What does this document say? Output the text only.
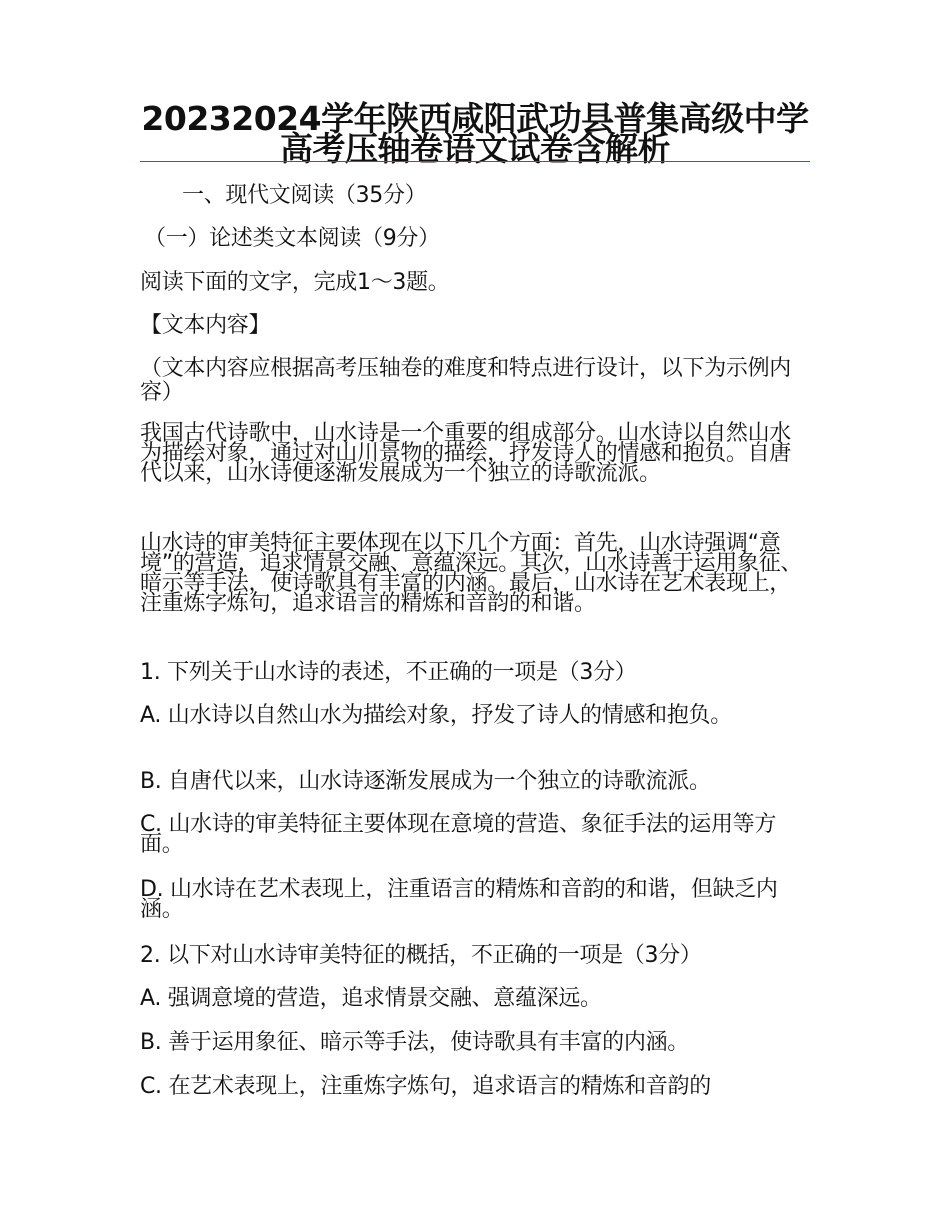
20232024学年陕西咸阳武功县普集高级中学高考压轴卷语文试卷含解析

一、现代文阅读（35分）

（一）论述类文本阅读（9分）

阅读下面的文字，完成1～3题。

【文本内容】

（文本内容应根据高考压轴卷的难度和特点进行设计，以下为示例内容）

我国古代诗歌中，山水诗是一个重要的组成部分。山水诗以自然山水为描绘对象，通过对山川景物的描绘，抒发诗人的情感和抱负。自唐代以来，山水诗便逐渐发展成为一个独立的诗歌流派。

山水诗的审美特征主要体现在以下几个方面：首先，山水诗强调“意境”的营造，追求情景交融、意蕴深远。其次，山水诗善于运用象征、暗示等手法，使诗歌具有丰富的内涵。最后，山水诗在艺术表现上，注重炼字炼句，追求语言的精炼和音韵的和谐。

1. 下列关于山水诗的表述，不正确的一项是（3分）

A. 山水诗以自然山水为描绘对象，抒发了诗人的情感和抱负。

B. 自唐代以来，山水诗逐渐发展成为一个独立的诗歌流派。

C. 山水诗的审美特征主要体现在意境的营造、象征手法的运用等方面。

D. 山水诗在艺术表现上，注重语言的精炼和音韵的和谐，但缺乏内涵。

2. 以下对山水诗审美特征的概括，不正确的一项是（3分）

A. 强调意境的营造，追求情景交融、意蕴深远。

B. 善于运用象征、暗示等手法，使诗歌具有丰富的内涵。

C. 在艺术表现上，注重炼字炼句，追求语言的精炼和音韵的
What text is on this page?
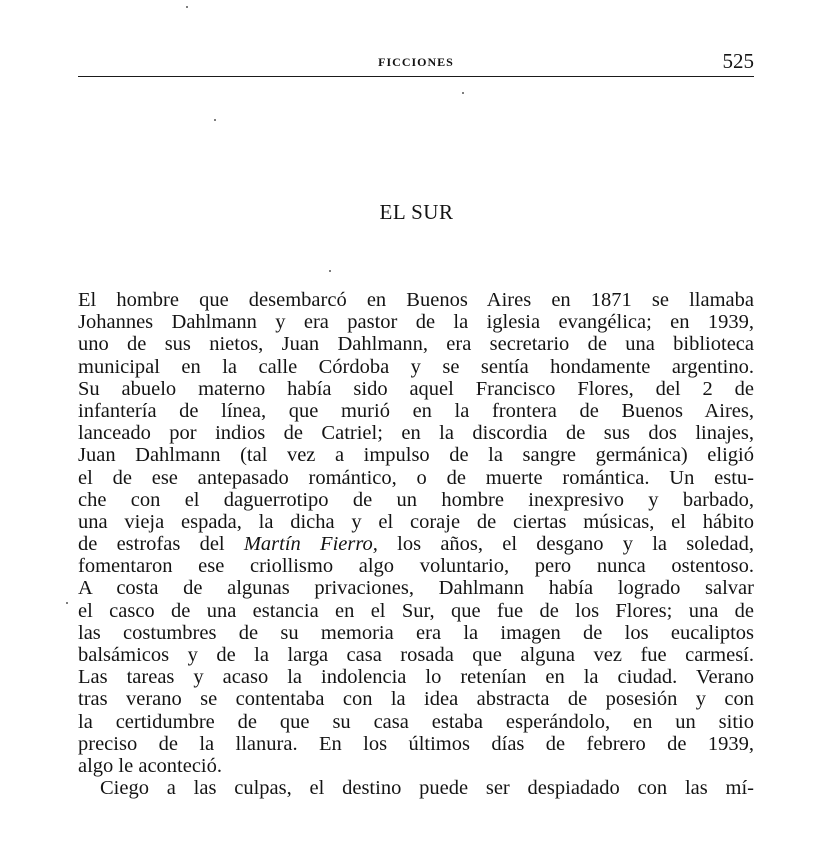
FICCIONES	525
EL SUR
El hombre que desembarcó en Buenos Aires en 1871 se llamaba
Johannes Dahlmann y era pastor de la iglesia evangélica; en 1939,
uno de sus nietos, Juan Dahlmann, era secretario de una biblioteca
municipal en la calle Córdoba y se sentía hondamente argentino.
Su abuelo materno había sido aquel Francisco Flores, del 2 de
infantería de línea, que murió en la frontera de Buenos Aires,
lanceado por indios de Catriel; en la discordia de sus dos linajes,
Juan Dahlmann (tal vez a impulso de la sangre germánica) eligió
el de ese antepasado romántico, o de muerte romántica. Un estu-
che con el daguerrotipo de un hombre inexpresivo y barbado,
una vieja espada, la dicha y el coraje de ciertas músicas, el hábito
de estrofas del Martín Fierro, los años, el desgano y la soledad,
fomentaron ese criollismo algo voluntario, pero nunca ostentoso.
A costa de algunas privaciones, Dahlmann había logrado salvar
el casco de una estancia en el Sur, que fue de los Flores; una de
las costumbres de su memoria era la imagen de los eucaliptos
balsámicos y de la larga casa rosada que alguna vez fue carmesí.
Las tareas y acaso la indolencia lo retenían en la ciudad. Verano
tras verano se contentaba con la idea abstracta de posesión y con
la certidumbre de que su casa estaba esperándolo, en un sitio
preciso de la llanura. En los últimos días de febrero de 1939,
algo le aconteció.
Ciego a las culpas, el destino puede ser despiadado con las mí-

__________

Stated task: Extract the run of lines beginning with the line that holds "What text is on this page?" and ending at the last line of the data, inclusive. Exclude any pictures from the copy.

Expected answer:
What text is on this page?
FICCIONES	525
EL SUR
El hombre que desembarcó en Buenos Aires en 1871 se llamaba
Johannes Dahlmann y era pastor de la iglesia evangélica; en 1939,
uno de sus nietos, Juan Dahlmann, era secretario de una biblioteca
municipal en la calle Córdoba y se sentía hondamente argentino.
Su abuelo materno había sido aquel Francisco Flores, del 2 de
infantería de línea, que murió en la frontera de Buenos Aires,
lanceado por indios de Catriel; en la discordia de sus dos linajes,
Juan Dahlmann (tal vez a impulso de la sangre germánica) eligió
el de ese antepasado romántico, o de muerte romántica. Un estu-
che con el daguerrotipo de un hombre inexpresivo y barbado,
una vieja espada, la dicha y el coraje de ciertas músicas, el hábito
de estrofas del Martín Fierro, los años, el desgano y la soledad,
fomentaron ese criollismo algo voluntario, pero nunca ostentoso.
A costa de algunas privaciones, Dahlmann había logrado salvar
el casco de una estancia en el Sur, que fue de los Flores; una de
las costumbres de su memoria era la imagen de los eucaliptos
balsámicos y de la larga casa rosada que alguna vez fue carmesí.
Las tareas y acaso la indolencia lo retenían en la ciudad. Verano
tras verano se contentaba con la idea abstracta de posesión y con
la certidumbre de que su casa estaba esperándolo, en un sitio
preciso de la llanura. En los últimos días de febrero de 1939,
algo le aconteció.
Ciego a las culpas, el destino puede ser despiadado con las mí-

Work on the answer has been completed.